_Data records_.
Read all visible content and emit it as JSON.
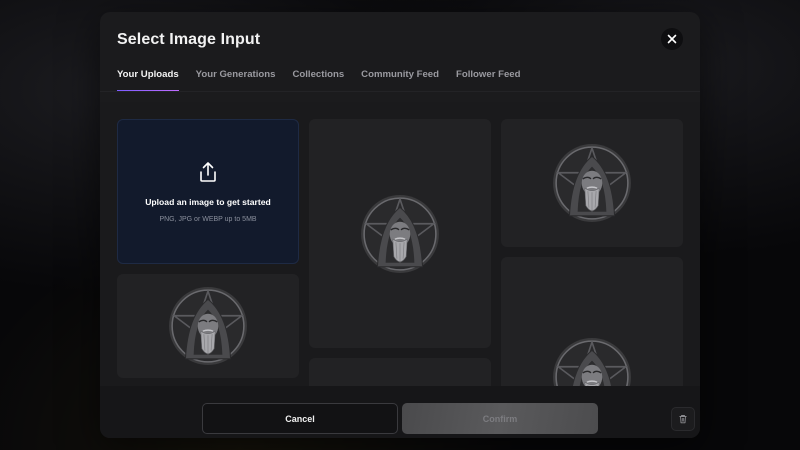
{
  "modal": {
    "title": "Select Image Input",
    "close_icon": "close-icon"
  },
  "tabs": [
    {
      "label": "Your Uploads",
      "active": true
    },
    {
      "label": "Your Generations",
      "active": false
    },
    {
      "label": "Collections",
      "active": false
    },
    {
      "label": "Community Feed",
      "active": false
    },
    {
      "label": "Follower Feed",
      "active": false
    }
  ],
  "upload": {
    "icon": "share-upload-icon",
    "title": "Upload an image to get started",
    "subtitle": "PNG, JPG or WEBP up to 5MB"
  },
  "images": [
    {
      "icon": "wizard-portrait-image"
    },
    {
      "icon": "wizard-portrait-image"
    },
    {
      "icon": "wizard-portrait-image"
    },
    {
      "icon": "wizard-portrait-image"
    },
    {
      "icon": "wizard-portrait-image"
    }
  ],
  "footer": {
    "cancel_label": "Cancel",
    "confirm_label": "Confirm",
    "trash_icon": "trash-icon"
  },
  "colors": {
    "accent_start": "#7c5cff",
    "accent_end": "#c06cff",
    "modal_bg": "#1b1b1d",
    "upload_bg": "#121a2c"
  }
}
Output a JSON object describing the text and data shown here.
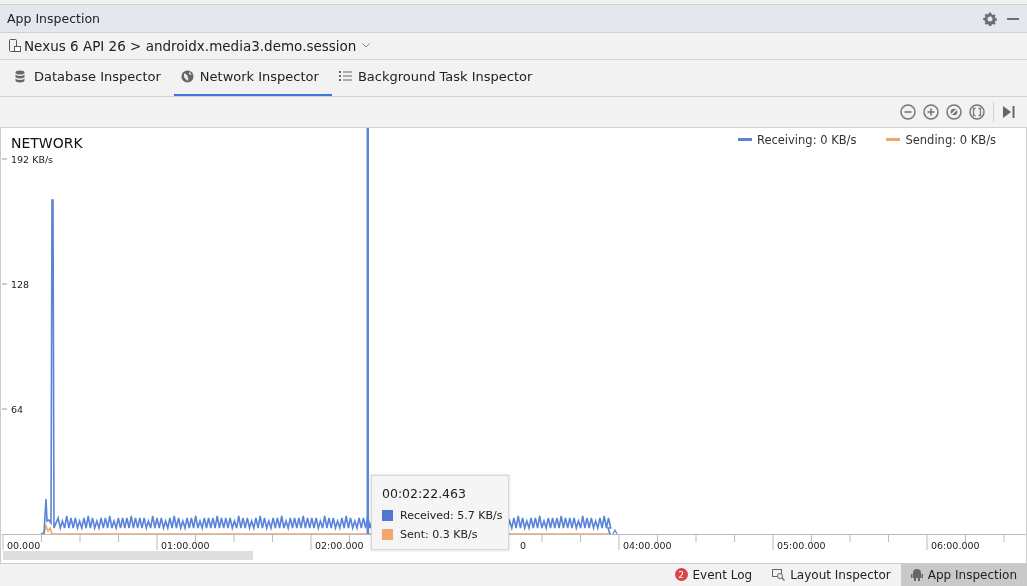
{
  "panel": {
    "title": "App Inspection"
  },
  "device_selector": {
    "label": "Nexus 6 API 26 > androidx.media3.demo.session"
  },
  "tabs": [
    {
      "label": "Database Inspector",
      "kind": "database",
      "selected": false
    },
    {
      "label": "Network Inspector",
      "kind": "globe",
      "selected": true
    },
    {
      "label": "Background Task Inspector",
      "kind": "list",
      "selected": false
    }
  ],
  "toolbar": [
    {
      "kind": "zoom-out"
    },
    {
      "kind": "zoom-in"
    },
    {
      "kind": "reset"
    },
    {
      "kind": "fit"
    },
    {
      "kind": "end"
    }
  ],
  "network_chart": {
    "title": "NETWORK",
    "y_labels": [
      "192 KB/s",
      "128",
      "64"
    ],
    "x_labels": [
      "00.000",
      "01:00.000",
      "02:00.000",
      "0",
      "04:00.000",
      "05:00.000",
      "06:00.000"
    ],
    "legend": [
      {
        "label": "Receiving: 0 KB/s",
        "color": "#5a84d6"
      },
      {
        "label": "Sending: 0 KB/s",
        "color": "#f3a766"
      }
    ],
    "tooltip": {
      "time": "00:02:22.463",
      "rows": [
        {
          "label": "Received: 5.7 KB/s",
          "color": "#5079cc"
        },
        {
          "label": "Sent: 0.3 KB/s",
          "color": "#f0a870"
        }
      ]
    }
  },
  "status_bar": [
    {
      "label": "Event Log",
      "kind": "badge",
      "badge": "2",
      "selected": false
    },
    {
      "label": "Layout Inspector",
      "kind": "layout",
      "selected": false
    },
    {
      "label": "App Inspection",
      "kind": "robot",
      "selected": true
    }
  ]
}
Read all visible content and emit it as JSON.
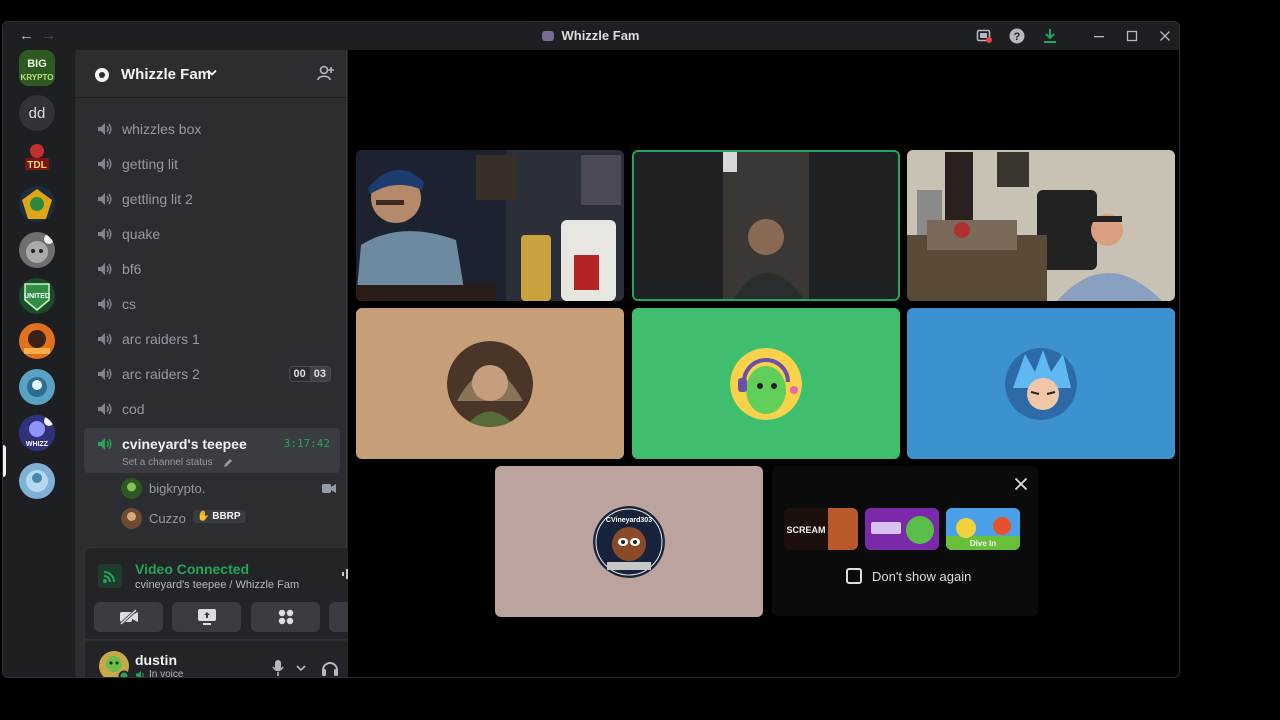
{
  "window": {
    "title": "Whizzle Fam",
    "back_icon": "←",
    "forward_icon": "→",
    "titlebar_icons": [
      "inbox-icon",
      "help-icon",
      "download-icon"
    ],
    "controls": [
      "minimize",
      "maximize",
      "close"
    ]
  },
  "rail": {
    "dm_label": "dd",
    "servers": [
      "BIG KRYPTO",
      "dd",
      "TDL",
      "server",
      "server",
      "UNITED",
      "server",
      "server",
      "server",
      "server"
    ]
  },
  "server": {
    "name": "Whizzle Fam",
    "channels": [
      {
        "label": "whizzles box"
      },
      {
        "label": "getting lit"
      },
      {
        "label": "gettling lit 2"
      },
      {
        "label": "quake"
      },
      {
        "label": "bf6"
      },
      {
        "label": "cs"
      },
      {
        "label": "arc raiders 1"
      },
      {
        "label": "arc raiders 2",
        "badge": [
          "00",
          "03"
        ]
      },
      {
        "label": "cod"
      }
    ],
    "active_channel": {
      "label": "cvineyard's teepee",
      "timer": "3:17:42",
      "status_placeholder": "Set a channel status",
      "members": [
        {
          "name": "bigkrypto."
        },
        {
          "name": "Cuzzo",
          "tag": "BBRP"
        }
      ]
    }
  },
  "voice": {
    "status": "Video Connected",
    "location": "cvineyard's teepee / Whizzle Fam",
    "accent": "#23a55a"
  },
  "user": {
    "name": "dustin",
    "status": "In voice"
  },
  "promo": {
    "dont_show": "Don't show again",
    "thumb_1": "SCREAM",
    "thumb_3": "Dive In"
  },
  "avatars": {
    "tile_5_name": "CVineyard303"
  }
}
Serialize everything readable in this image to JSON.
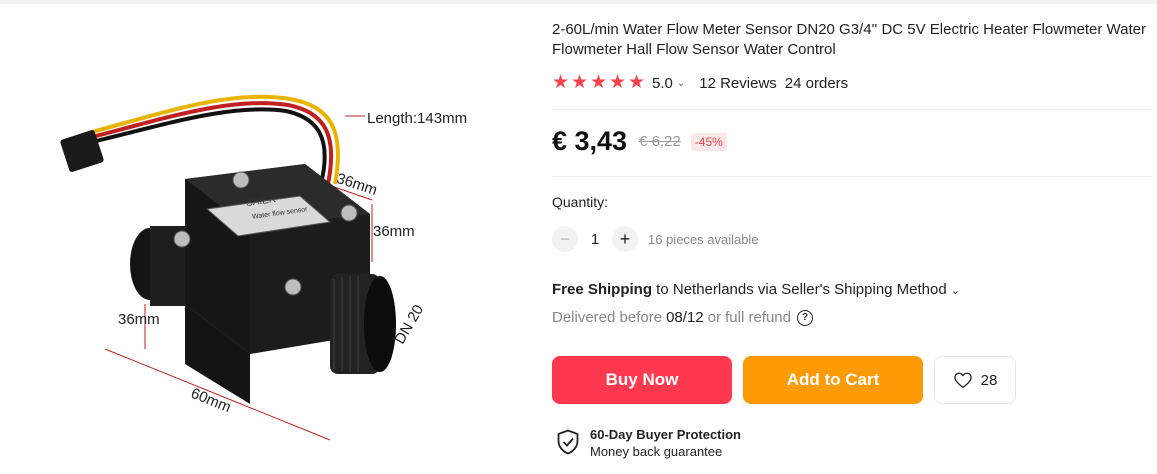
{
  "product": {
    "title": "2-60L/min Water Flow Meter Sensor DN20 G3/4'' DC 5V Electric Heater Flowmeter Water Flowmeter Hall Flow Sensor Water Control",
    "rating_value": "5.0",
    "stars": 5,
    "reviews": "12 Reviews",
    "orders": "24 orders"
  },
  "image_labels": {
    "length": "Length:143mm",
    "depth": "36mm",
    "height": "36mm",
    "side": "36mm",
    "width": "60mm",
    "thread": "DN 20",
    "brand": "SAIER",
    "model": "Water flow sensor"
  },
  "price": {
    "current": "€ 3,43",
    "original": "€ 6,22",
    "discount": "-45%"
  },
  "quantity": {
    "label": "Quantity:",
    "value": "1",
    "minus": "−",
    "plus": "+",
    "available": "16 pieces available"
  },
  "shipping": {
    "bold": "Free Shipping",
    "rest": " to Netherlands via Seller's Shipping Method",
    "chevron": "⌄",
    "delivered_prefix": "Delivered before",
    "delivered_date": "08/12",
    "delivered_suffix": "or full refund",
    "help": "?"
  },
  "actions": {
    "buy_now": "Buy Now",
    "add_to_cart": "Add to Cart",
    "wishlist_count": "28"
  },
  "protection": {
    "title": "60-Day Buyer Protection",
    "subtitle": "Money back guarantee"
  },
  "colors": {
    "accent_red": "#fd384f",
    "accent_orange": "#fd9b06",
    "star": "#f5424b"
  }
}
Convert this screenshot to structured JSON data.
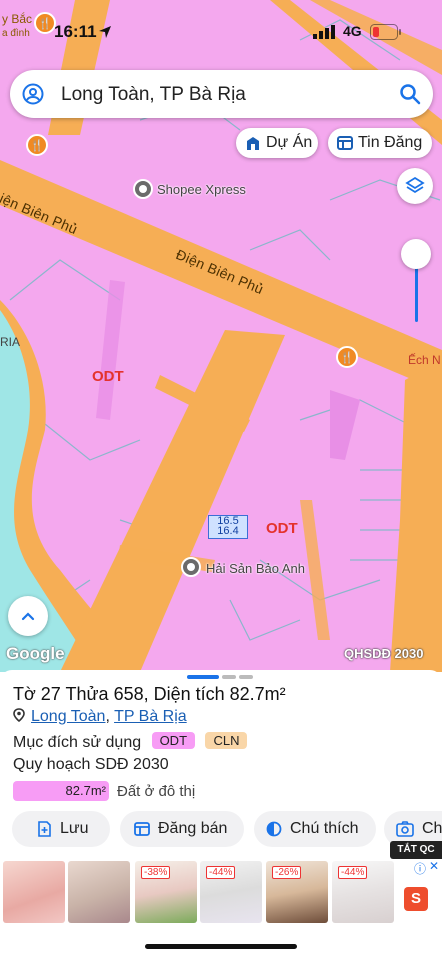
{
  "status_bar": {
    "time": "16:11",
    "network": "4G"
  },
  "map": {
    "corner_labels": [
      "y Bắc",
      "a đình",
      "RIA",
      "Ếch N"
    ],
    "search": {
      "value": "Long Toàn, TP Bà Rịa"
    },
    "chips": {
      "du_an": "Dự Án",
      "tin_dang": "Tin Đăng"
    },
    "roads": [
      "Điện Biên Phủ",
      "Điện Biên Phủ"
    ],
    "pois": [
      "Shopee Xpress",
      "Hải Sản Bảo Anh"
    ],
    "zones": [
      "ODT",
      "ODT"
    ],
    "parcel_label": {
      "top": "16.5",
      "bottom": "16.4"
    },
    "google": "Google",
    "overlay_name": "QHSDĐ 2030",
    "colors": {
      "residential_land": "#f4a8ee",
      "roads": "#f6ae55",
      "water": "#9fe6e6",
      "parcel_lines": "#7fb8c8"
    }
  },
  "sheet": {
    "title": "Tờ 27 Thửa 658, Diện tích 82.7m²",
    "location": {
      "ward": "Long Toàn",
      "separator": ", ",
      "city": "TP Bà Rịa"
    },
    "purpose_label": "Mục đích sử dụng",
    "tags": [
      {
        "text": "ODT",
        "color": "#f79cf5"
      },
      {
        "text": "CLN",
        "color": "#f9d6a8"
      }
    ],
    "plan_label": "Quy hoạch SDĐ 2030",
    "area_value": "82.7m²",
    "area_desc": "Đất ở đô thị",
    "actions": {
      "save": "Lưu",
      "post": "Đăng bán",
      "legend": "Chú thích",
      "capture": "Ch"
    }
  },
  "ads": {
    "close_label": "TẮT QC",
    "discounts": [
      "-38%",
      "-44%",
      "-26%",
      "-44%"
    ],
    "shopee_logo": "S"
  }
}
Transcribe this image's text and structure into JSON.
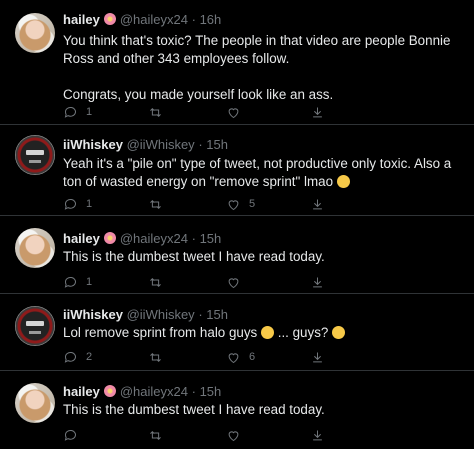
{
  "tweets": [
    {
      "name": "hailey",
      "handle": "@haileyx24",
      "time": "16h",
      "lines": [
        "You think that's toxic? The people in that video are people Bonnie Ross and other 343 employees follow.",
        "Congrats, you made yourself look like an ass."
      ],
      "replies": "1",
      "retweets": "",
      "likes": ""
    },
    {
      "name": "iiWhiskey",
      "handle": "@iiWhiskey",
      "time": "15h",
      "lines": [
        "Yeah it's a \"pile on\" type of tweet, not productive only toxic. Also a ton of wasted energy on \"remove sprint\" lmao"
      ],
      "replies": "1",
      "retweets": "",
      "likes": "5"
    },
    {
      "name": "hailey",
      "handle": "@haileyx24",
      "time": "15h",
      "lines": [
        "This is the dumbest tweet I have read today."
      ],
      "replies": "1",
      "retweets": "",
      "likes": ""
    },
    {
      "name": "iiWhiskey",
      "handle": "@iiWhiskey",
      "time": "15h",
      "lines": [
        "Lol remove sprint from halo guys",
        "... guys?"
      ],
      "replies": "2",
      "retweets": "",
      "likes": "6"
    },
    {
      "name": "hailey",
      "handle": "@haileyx24",
      "time": "15h",
      "lines": [
        "This is the dumbest tweet I have read today."
      ],
      "replies": "",
      "retweets": "",
      "likes": ""
    }
  ],
  "separator": "·",
  "icons": [
    "reply-icon",
    "retweet-icon",
    "like-icon",
    "share-icon",
    "flower-emoji",
    "rofl-emoji",
    "joy-emoji"
  ]
}
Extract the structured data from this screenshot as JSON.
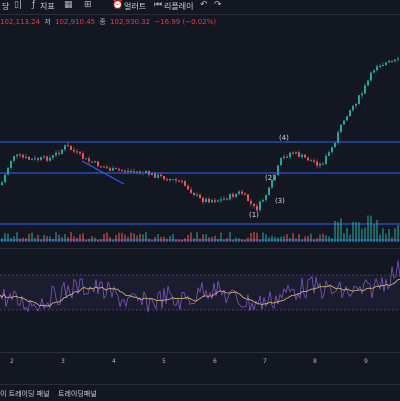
{
  "toolbar": {
    "interval_label": "당",
    "indicators_label": "지표",
    "alert_label": "얼러트",
    "replay_label": "리플레이"
  },
  "ohlc": {
    "high": "102,113.24",
    "low_label": "저",
    "low": "102,910.45",
    "close_label": "종",
    "close": "102,930.32",
    "change": "−16.99 (−0.02%)"
  },
  "wave_labels": [
    "(1)",
    "(2)",
    "(3)",
    "(4)"
  ],
  "x_axis_ticks": [
    "2",
    "3",
    "4",
    "5",
    "6",
    "7",
    "8",
    "9"
  ],
  "bottom_tabs": [
    "이 트레이딩 패널",
    "트레이딩패널"
  ],
  "colors": {
    "background": "#131722",
    "bull": "#26a69a",
    "bear": "#ef5350",
    "hline": "#2962ff",
    "rsi": "#7e57c2",
    "rsi_ma": "#e0c060"
  },
  "chart_data": {
    "type": "candlestick",
    "horizontal_levels": [
      "support/resistance",
      "support/resistance",
      "support/resistance",
      "support/resistance"
    ],
    "indicator_panes": [
      "volume",
      "oscillator"
    ]
  }
}
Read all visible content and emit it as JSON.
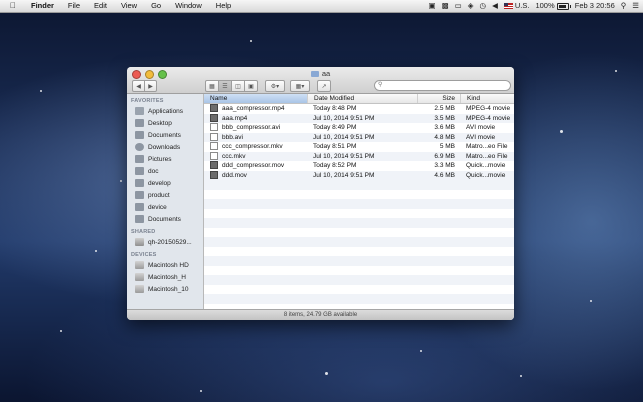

_What to work on_.
Pull every line containing "from" out of the data above.

_Result of this task_.
        "Lol remove sprint from halo guys",
Extract the structured data from this screenshot as JSON.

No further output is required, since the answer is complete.